Exercise instructions →
For each line below that contains the word "Rickus", make a copy.

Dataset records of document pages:
Start of Block
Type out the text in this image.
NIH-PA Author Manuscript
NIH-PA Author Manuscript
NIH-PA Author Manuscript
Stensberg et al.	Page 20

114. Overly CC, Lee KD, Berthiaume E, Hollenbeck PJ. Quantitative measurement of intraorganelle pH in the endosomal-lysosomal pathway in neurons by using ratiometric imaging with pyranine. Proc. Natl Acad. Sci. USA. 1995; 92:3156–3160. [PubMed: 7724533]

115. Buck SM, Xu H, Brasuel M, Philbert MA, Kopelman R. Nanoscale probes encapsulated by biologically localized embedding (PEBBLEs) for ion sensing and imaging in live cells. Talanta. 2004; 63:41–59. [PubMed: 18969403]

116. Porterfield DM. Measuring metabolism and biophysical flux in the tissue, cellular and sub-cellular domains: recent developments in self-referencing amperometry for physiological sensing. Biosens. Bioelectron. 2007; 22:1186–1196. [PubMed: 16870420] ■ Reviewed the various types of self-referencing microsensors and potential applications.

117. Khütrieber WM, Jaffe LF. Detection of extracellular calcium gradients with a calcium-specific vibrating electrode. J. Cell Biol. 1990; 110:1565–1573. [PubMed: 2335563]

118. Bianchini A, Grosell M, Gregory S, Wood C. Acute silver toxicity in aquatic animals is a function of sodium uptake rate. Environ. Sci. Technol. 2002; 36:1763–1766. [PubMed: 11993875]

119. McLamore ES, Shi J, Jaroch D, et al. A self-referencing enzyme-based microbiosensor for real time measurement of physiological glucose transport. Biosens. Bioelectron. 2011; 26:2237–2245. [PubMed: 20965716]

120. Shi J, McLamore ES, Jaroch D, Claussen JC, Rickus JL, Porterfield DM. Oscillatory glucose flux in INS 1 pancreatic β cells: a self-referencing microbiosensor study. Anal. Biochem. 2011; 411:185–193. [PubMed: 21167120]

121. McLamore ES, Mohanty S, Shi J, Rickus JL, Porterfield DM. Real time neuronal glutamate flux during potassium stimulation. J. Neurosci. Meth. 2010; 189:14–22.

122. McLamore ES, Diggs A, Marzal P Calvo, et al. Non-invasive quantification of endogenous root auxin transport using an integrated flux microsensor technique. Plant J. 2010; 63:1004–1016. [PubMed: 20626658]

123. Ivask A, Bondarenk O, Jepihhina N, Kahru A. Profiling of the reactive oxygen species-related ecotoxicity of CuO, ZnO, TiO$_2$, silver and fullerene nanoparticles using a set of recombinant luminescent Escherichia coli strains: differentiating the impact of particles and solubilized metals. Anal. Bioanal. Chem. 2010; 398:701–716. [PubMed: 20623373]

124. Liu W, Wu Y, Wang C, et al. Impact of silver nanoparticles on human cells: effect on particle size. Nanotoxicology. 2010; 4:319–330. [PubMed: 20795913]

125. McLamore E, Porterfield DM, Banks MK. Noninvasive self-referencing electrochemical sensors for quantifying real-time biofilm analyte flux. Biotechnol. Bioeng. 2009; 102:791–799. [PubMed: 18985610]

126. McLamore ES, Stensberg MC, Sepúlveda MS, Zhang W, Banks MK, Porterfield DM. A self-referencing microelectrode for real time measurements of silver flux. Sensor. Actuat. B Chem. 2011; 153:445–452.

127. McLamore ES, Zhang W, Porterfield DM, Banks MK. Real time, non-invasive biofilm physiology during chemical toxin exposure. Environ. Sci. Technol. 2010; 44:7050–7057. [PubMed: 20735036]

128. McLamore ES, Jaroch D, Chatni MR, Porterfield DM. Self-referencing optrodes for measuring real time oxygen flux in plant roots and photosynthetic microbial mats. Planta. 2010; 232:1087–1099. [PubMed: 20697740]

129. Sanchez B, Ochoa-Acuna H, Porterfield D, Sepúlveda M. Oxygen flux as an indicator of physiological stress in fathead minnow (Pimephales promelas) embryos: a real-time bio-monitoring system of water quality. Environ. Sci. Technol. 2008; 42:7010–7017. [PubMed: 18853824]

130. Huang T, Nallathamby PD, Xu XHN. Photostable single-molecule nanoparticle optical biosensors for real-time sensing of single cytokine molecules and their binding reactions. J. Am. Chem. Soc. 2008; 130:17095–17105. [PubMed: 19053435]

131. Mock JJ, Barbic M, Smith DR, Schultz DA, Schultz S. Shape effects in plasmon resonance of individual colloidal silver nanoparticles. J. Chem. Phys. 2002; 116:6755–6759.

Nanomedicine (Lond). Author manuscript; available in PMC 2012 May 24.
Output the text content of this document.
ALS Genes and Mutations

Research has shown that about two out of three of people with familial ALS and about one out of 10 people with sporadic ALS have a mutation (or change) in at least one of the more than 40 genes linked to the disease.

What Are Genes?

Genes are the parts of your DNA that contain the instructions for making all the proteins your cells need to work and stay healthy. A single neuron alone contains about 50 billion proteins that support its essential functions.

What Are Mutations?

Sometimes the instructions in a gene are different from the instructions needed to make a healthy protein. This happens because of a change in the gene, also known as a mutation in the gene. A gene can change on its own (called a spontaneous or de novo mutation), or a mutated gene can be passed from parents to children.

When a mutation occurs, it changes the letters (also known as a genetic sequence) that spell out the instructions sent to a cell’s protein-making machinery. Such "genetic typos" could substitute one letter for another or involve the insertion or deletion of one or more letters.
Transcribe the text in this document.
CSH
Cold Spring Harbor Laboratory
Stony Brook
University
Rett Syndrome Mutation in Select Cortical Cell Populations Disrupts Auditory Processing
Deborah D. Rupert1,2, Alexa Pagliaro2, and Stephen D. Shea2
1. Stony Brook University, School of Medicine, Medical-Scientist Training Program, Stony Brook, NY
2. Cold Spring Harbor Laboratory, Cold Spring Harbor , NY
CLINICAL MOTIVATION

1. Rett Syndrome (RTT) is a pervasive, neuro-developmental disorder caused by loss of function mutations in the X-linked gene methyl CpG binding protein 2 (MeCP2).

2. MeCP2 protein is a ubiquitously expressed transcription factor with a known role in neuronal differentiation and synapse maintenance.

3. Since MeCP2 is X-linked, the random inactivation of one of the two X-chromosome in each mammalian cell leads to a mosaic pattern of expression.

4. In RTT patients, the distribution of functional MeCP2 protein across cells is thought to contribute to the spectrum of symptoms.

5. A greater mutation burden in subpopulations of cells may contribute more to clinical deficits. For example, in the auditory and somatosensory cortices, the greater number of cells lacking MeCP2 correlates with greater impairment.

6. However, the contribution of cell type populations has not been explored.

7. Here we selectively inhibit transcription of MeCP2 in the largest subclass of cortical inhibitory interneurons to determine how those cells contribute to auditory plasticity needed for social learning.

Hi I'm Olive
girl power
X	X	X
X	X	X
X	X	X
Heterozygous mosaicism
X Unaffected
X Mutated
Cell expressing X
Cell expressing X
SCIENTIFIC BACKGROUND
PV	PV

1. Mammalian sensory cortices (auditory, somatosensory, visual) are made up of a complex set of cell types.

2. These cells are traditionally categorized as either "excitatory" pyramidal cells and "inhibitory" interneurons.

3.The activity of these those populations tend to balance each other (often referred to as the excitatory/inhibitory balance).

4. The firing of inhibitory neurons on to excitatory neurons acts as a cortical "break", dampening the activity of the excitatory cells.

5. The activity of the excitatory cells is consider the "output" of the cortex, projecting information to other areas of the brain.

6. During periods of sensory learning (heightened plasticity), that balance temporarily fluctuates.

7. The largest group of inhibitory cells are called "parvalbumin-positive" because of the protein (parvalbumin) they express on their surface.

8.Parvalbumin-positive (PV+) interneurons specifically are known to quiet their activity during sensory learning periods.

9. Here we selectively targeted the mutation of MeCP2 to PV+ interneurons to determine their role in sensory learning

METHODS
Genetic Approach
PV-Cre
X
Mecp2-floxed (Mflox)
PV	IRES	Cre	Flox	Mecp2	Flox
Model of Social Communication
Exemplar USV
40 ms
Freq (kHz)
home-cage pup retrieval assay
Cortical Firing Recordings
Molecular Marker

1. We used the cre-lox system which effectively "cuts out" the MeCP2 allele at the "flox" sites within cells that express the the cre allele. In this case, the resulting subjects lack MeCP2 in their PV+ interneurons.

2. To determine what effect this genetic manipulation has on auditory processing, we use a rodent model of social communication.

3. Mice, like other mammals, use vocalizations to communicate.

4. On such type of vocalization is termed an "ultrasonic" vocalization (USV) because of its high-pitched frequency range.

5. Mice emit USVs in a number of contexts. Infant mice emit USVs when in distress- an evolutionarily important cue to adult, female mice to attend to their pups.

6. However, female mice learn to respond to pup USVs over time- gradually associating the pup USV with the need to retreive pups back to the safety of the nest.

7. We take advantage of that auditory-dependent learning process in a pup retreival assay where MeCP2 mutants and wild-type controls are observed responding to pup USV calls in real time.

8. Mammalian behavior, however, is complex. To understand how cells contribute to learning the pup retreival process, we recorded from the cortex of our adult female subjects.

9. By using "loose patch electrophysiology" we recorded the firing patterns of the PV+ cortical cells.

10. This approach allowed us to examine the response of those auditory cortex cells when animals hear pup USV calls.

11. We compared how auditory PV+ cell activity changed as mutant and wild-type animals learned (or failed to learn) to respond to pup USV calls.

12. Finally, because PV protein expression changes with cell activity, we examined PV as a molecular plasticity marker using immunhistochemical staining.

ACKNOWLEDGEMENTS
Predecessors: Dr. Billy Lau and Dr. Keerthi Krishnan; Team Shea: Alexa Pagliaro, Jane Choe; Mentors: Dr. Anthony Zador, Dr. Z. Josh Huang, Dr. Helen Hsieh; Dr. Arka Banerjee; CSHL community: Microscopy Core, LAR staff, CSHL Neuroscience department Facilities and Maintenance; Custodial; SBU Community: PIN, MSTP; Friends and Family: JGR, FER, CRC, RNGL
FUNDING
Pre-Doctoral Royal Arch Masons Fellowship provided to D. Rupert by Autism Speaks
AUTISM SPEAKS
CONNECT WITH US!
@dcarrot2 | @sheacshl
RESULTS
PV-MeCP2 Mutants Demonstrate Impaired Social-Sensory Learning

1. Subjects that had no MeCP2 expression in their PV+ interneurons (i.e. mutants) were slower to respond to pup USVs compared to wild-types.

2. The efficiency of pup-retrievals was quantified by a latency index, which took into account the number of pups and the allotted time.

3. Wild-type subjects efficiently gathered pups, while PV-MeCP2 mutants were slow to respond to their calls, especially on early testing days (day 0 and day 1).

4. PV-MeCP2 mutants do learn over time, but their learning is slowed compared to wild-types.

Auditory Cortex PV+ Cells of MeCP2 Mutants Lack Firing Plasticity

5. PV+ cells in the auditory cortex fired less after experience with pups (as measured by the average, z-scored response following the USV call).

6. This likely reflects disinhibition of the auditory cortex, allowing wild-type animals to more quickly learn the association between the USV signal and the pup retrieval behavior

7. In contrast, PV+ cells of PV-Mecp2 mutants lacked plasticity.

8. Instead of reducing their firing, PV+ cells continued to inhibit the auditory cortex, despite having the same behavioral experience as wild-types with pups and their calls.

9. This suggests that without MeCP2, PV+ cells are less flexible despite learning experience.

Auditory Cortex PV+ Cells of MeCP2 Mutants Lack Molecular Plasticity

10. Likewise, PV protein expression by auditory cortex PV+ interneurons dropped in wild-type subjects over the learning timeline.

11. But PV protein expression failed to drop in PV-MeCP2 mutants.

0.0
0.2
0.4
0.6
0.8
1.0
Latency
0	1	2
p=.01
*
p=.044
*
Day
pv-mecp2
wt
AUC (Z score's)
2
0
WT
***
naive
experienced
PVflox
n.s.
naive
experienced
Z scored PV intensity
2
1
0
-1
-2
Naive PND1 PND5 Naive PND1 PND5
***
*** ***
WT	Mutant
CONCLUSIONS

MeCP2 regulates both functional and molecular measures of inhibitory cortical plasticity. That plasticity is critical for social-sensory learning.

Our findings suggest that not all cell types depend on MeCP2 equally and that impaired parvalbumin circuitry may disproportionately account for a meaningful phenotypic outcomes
End of Block
Output for this task →
120. Shi J, McLamore ES, Jaroch D, Claussen JC, Rickus JL, Porterfield DM. Oscillatory glucose flux in INS 1 pancreatic β cells: a self-referencing microbiosensor study. Anal. Biochem. 2011; 411:185–193. [PubMed: 21167120]
121. McLamore ES, Mohanty S, Shi J, Rickus JL, Porterfield DM. Real time neuronal glutamate flux during potassium stimulation. J. Neurosci. Meth. 2010; 189:14–22.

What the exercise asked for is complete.